WHAT YOU WILL DO –
Write out the entire listing below exactly as it appears, minus any pictures.

RECORDS SHOWN –

■ ■ ■ ■ ■ ■ ■

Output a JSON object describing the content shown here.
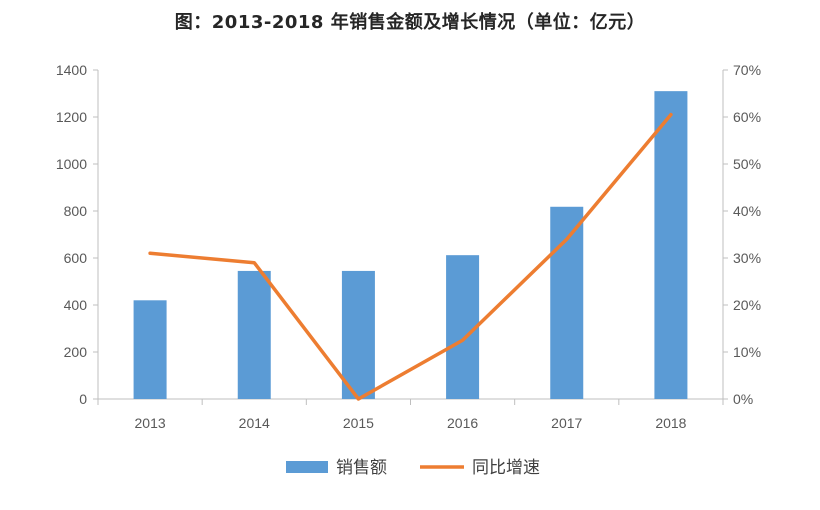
{
  "chart_data": {
    "type": "bar",
    "title": "图：2013-2018 年销售金额及增长情况（单位：亿元）",
    "categories": [
      "2013",
      "2014",
      "2015",
      "2016",
      "2017",
      "2018"
    ],
    "series": [
      {
        "name": "销售额",
        "type": "bar",
        "axis": "left",
        "color": "#5b9bd5",
        "values": [
          420,
          545,
          545,
          612,
          818,
          1310
        ]
      },
      {
        "name": "同比增速",
        "type": "line",
        "axis": "right",
        "color": "#ed7d31",
        "values": [
          0.31,
          0.29,
          0.0,
          0.125,
          0.34,
          0.605
        ]
      }
    ],
    "y_left": {
      "min": 0,
      "max": 1400,
      "ticks": [
        0,
        200,
        400,
        600,
        800,
        1000,
        1200,
        1400
      ],
      "tick_labels": [
        "0",
        "200",
        "400",
        "600",
        "800",
        "1000",
        "1200",
        "1400"
      ]
    },
    "y_right": {
      "min": 0,
      "max": 0.7,
      "ticks": [
        0,
        0.1,
        0.2,
        0.3,
        0.4,
        0.5,
        0.6,
        0.7
      ],
      "tick_labels": [
        "0%",
        "10%",
        "20%",
        "30%",
        "40%",
        "50%",
        "60%",
        "70%"
      ]
    },
    "grid": false,
    "legend_position": "bottom"
  }
}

■ ■ ■ ■ ■ ■ ■

OUTPUT OF THE EXERCISE –
Output a JSON object describing the content shown here.
{
  "chart_data": {
    "type": "bar",
    "title": "图：2013-2018 年销售金额及增长情况（单位：亿元）",
    "categories": [
      "2013",
      "2014",
      "2015",
      "2016",
      "2017",
      "2018"
    ],
    "series": [
      {
        "name": "销售额",
        "type": "bar",
        "axis": "left",
        "color": "#5b9bd5",
        "values": [
          420,
          545,
          545,
          612,
          818,
          1310
        ]
      },
      {
        "name": "同比增速",
        "type": "line",
        "axis": "right",
        "color": "#ed7d31",
        "values": [
          0.31,
          0.29,
          0.0,
          0.125,
          0.34,
          0.605
        ]
      }
    ],
    "y_left": {
      "min": 0,
      "max": 1400,
      "ticks": [
        0,
        200,
        400,
        600,
        800,
        1000,
        1200,
        1400
      ],
      "tick_labels": [
        "0",
        "200",
        "400",
        "600",
        "800",
        "1000",
        "1200",
        "1400"
      ]
    },
    "y_right": {
      "min": 0,
      "max": 0.7,
      "ticks": [
        0,
        0.1,
        0.2,
        0.3,
        0.4,
        0.5,
        0.6,
        0.7
      ],
      "tick_labels": [
        "0%",
        "10%",
        "20%",
        "30%",
        "40%",
        "50%",
        "60%",
        "70%"
      ]
    },
    "grid": false,
    "legend_position": "bottom"
  }
}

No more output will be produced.